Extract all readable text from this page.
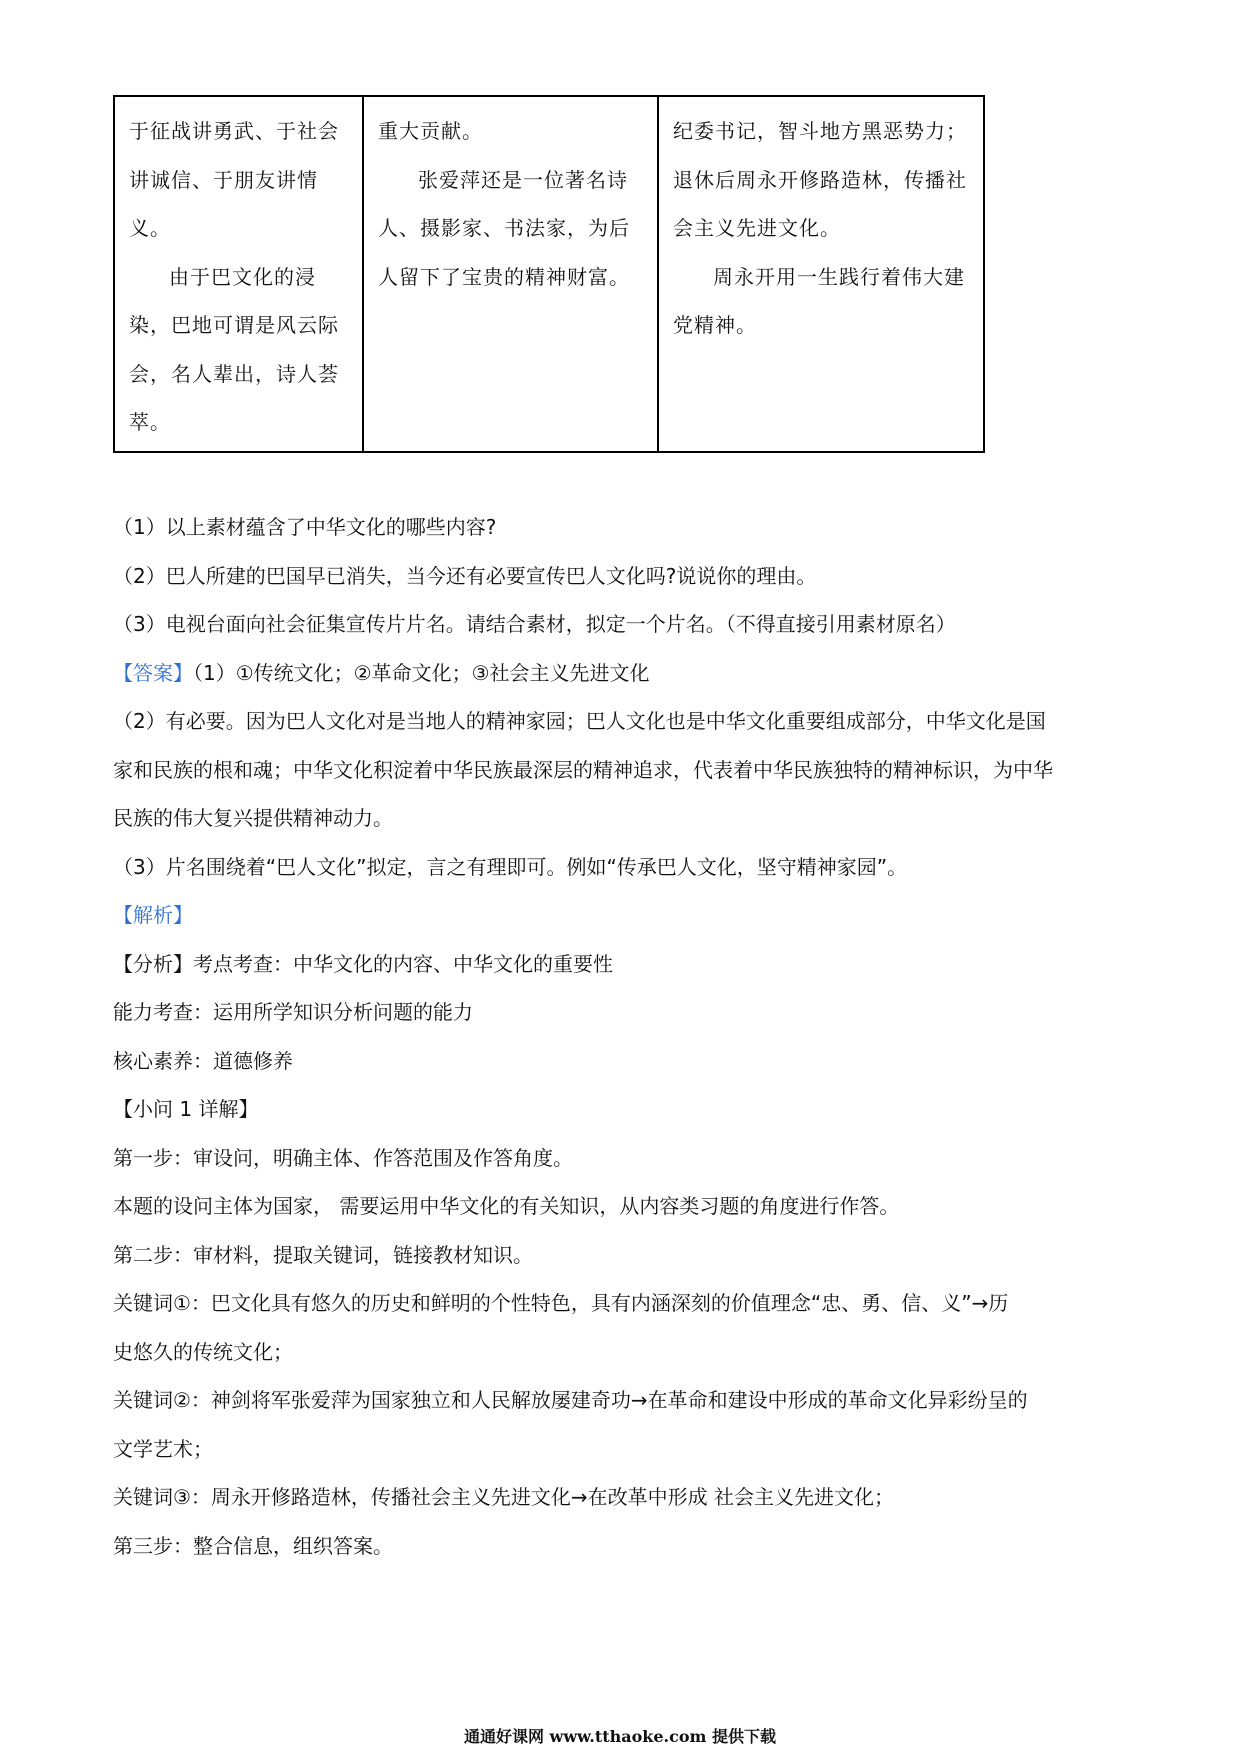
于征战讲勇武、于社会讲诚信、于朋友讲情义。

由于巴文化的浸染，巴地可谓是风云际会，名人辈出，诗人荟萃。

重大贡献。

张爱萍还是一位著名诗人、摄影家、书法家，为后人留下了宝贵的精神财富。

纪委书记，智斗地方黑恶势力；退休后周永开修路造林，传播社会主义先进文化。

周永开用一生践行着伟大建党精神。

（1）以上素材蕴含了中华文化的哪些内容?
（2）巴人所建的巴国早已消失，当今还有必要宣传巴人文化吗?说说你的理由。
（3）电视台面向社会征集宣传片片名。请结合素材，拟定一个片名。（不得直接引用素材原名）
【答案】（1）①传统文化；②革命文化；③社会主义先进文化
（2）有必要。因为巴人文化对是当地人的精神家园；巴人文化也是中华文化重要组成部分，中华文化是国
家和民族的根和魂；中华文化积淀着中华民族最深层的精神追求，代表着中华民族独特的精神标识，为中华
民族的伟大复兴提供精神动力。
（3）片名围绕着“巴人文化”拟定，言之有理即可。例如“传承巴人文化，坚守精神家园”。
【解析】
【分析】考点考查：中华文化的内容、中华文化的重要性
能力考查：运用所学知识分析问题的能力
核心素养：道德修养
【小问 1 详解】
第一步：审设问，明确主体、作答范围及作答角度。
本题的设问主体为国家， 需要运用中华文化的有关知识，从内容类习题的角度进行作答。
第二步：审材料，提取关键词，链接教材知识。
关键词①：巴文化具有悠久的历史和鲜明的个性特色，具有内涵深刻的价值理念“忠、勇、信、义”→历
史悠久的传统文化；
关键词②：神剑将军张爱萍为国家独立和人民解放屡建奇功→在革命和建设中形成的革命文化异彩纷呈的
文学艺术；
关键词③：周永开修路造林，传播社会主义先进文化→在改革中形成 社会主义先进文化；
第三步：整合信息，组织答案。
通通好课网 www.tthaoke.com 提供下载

Short task:
Transcribe all of the records above character for character. Exclude the pictures.

Exercise answer:
Extract all readable text from this page.
于征战讲勇武、于社会讲诚信、于朋友讲情义。

由于巴文化的浸染，巴地可谓是风云际会，名人辈出，诗人荟萃。

重大贡献。

张爱萍还是一位著名诗人、摄影家、书法家，为后人留下了宝贵的精神财富。

纪委书记，智斗地方黑恶势力；退休后周永开修路造林，传播社会主义先进文化。

周永开用一生践行着伟大建党精神。

（1）以上素材蕴含了中华文化的哪些内容?
（2）巴人所建的巴国早已消失，当今还有必要宣传巴人文化吗?说说你的理由。
（3）电视台面向社会征集宣传片片名。请结合素材，拟定一个片名。（不得直接引用素材原名）
【答案】（1）①传统文化；②革命文化；③社会主义先进文化
（2）有必要。因为巴人文化对是当地人的精神家园；巴人文化也是中华文化重要组成部分，中华文化是国
家和民族的根和魂；中华文化积淀着中华民族最深层的精神追求，代表着中华民族独特的精神标识，为中华
民族的伟大复兴提供精神动力。
（3）片名围绕着“巴人文化”拟定，言之有理即可。例如“传承巴人文化，坚守精神家园”。
【解析】
【分析】考点考查：中华文化的内容、中华文化的重要性
能力考查：运用所学知识分析问题的能力
核心素养：道德修养
【小问 1 详解】
第一步：审设问，明确主体、作答范围及作答角度。
本题的设问主体为国家， 需要运用中华文化的有关知识，从内容类习题的角度进行作答。
第二步：审材料，提取关键词，链接教材知识。
关键词①：巴文化具有悠久的历史和鲜明的个性特色，具有内涵深刻的价值理念“忠、勇、信、义”→历
史悠久的传统文化；
关键词②：神剑将军张爱萍为国家独立和人民解放屡建奇功→在革命和建设中形成的革命文化异彩纷呈的
文学艺术；
关键词③：周永开修路造林，传播社会主义先进文化→在改革中形成 社会主义先进文化；
第三步：整合信息，组织答案。
通通好课网 www.tthaoke.com 提供下载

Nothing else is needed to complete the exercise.